> EXTRACTED RECORDS:
===============
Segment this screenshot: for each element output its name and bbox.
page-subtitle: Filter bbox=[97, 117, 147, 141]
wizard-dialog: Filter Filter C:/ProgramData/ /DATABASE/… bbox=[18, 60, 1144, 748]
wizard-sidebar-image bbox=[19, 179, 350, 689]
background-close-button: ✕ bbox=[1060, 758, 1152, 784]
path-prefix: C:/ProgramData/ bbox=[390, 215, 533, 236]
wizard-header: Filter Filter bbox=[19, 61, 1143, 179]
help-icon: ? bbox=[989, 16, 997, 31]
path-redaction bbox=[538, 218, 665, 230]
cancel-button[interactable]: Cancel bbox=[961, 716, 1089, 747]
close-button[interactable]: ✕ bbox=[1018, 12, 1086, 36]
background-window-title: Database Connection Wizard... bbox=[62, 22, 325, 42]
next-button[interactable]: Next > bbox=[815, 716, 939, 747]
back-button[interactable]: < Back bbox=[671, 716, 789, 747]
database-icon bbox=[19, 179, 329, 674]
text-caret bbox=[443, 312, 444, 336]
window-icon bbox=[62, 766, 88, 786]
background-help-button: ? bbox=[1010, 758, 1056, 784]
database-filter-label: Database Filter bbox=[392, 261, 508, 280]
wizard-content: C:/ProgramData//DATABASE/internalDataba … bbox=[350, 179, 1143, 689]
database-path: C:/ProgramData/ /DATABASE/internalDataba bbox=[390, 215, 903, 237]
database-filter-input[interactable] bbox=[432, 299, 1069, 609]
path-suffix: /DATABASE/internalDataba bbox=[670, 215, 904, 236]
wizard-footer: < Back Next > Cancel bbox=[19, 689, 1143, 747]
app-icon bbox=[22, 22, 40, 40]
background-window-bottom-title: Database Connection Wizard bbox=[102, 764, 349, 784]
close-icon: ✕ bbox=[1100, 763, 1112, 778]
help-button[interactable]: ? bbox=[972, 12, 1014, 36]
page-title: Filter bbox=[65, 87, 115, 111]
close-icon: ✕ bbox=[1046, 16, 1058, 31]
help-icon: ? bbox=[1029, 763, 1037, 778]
===============
> WORK TO BE COMPLETED: Copy every one of the lines above verbatim.

> ANSWER FOR THE TASK:
Segment this screenshot: for each element output its name and bbox.
page-subtitle: Filter bbox=[97, 117, 147, 141]
wizard-dialog: Filter Filter C:/ProgramData/ /DATABASE/… bbox=[18, 60, 1144, 748]
wizard-sidebar-image bbox=[19, 179, 350, 689]
background-close-button: ✕ bbox=[1060, 758, 1152, 784]
path-prefix: C:/ProgramData/ bbox=[390, 215, 533, 236]
wizard-header: Filter Filter bbox=[19, 61, 1143, 179]
help-icon: ? bbox=[989, 16, 997, 31]
path-redaction bbox=[538, 218, 665, 230]
cancel-button[interactable]: Cancel bbox=[961, 716, 1089, 747]
close-button[interactable]: ✕ bbox=[1018, 12, 1086, 36]
background-window-title: Database Connection Wizard... bbox=[62, 22, 325, 42]
next-button[interactable]: Next > bbox=[815, 716, 939, 747]
back-button[interactable]: < Back bbox=[671, 716, 789, 747]
database-icon bbox=[19, 179, 329, 674]
text-caret bbox=[443, 312, 444, 336]
window-icon bbox=[62, 766, 88, 786]
background-help-button: ? bbox=[1010, 758, 1056, 784]
database-filter-label: Database Filter bbox=[392, 261, 508, 280]
wizard-content: C:/ProgramData//DATABASE/internalDataba … bbox=[350, 179, 1143, 689]
database-path: C:/ProgramData/ /DATABASE/internalDataba bbox=[390, 215, 903, 237]
database-filter-input[interactable] bbox=[432, 299, 1069, 609]
path-suffix: /DATABASE/internalDataba bbox=[670, 215, 904, 236]
wizard-footer: < Back Next > Cancel bbox=[19, 689, 1143, 747]
app-icon bbox=[22, 22, 40, 40]
background-window-bottom-title: Database Connection Wizard bbox=[102, 764, 349, 784]
close-icon: ✕ bbox=[1100, 763, 1112, 778]
help-button[interactable]: ? bbox=[972, 12, 1014, 36]
page-title: Filter bbox=[65, 87, 115, 111]
close-icon: ✕ bbox=[1046, 16, 1058, 31]
help-icon: ? bbox=[1029, 763, 1037, 778]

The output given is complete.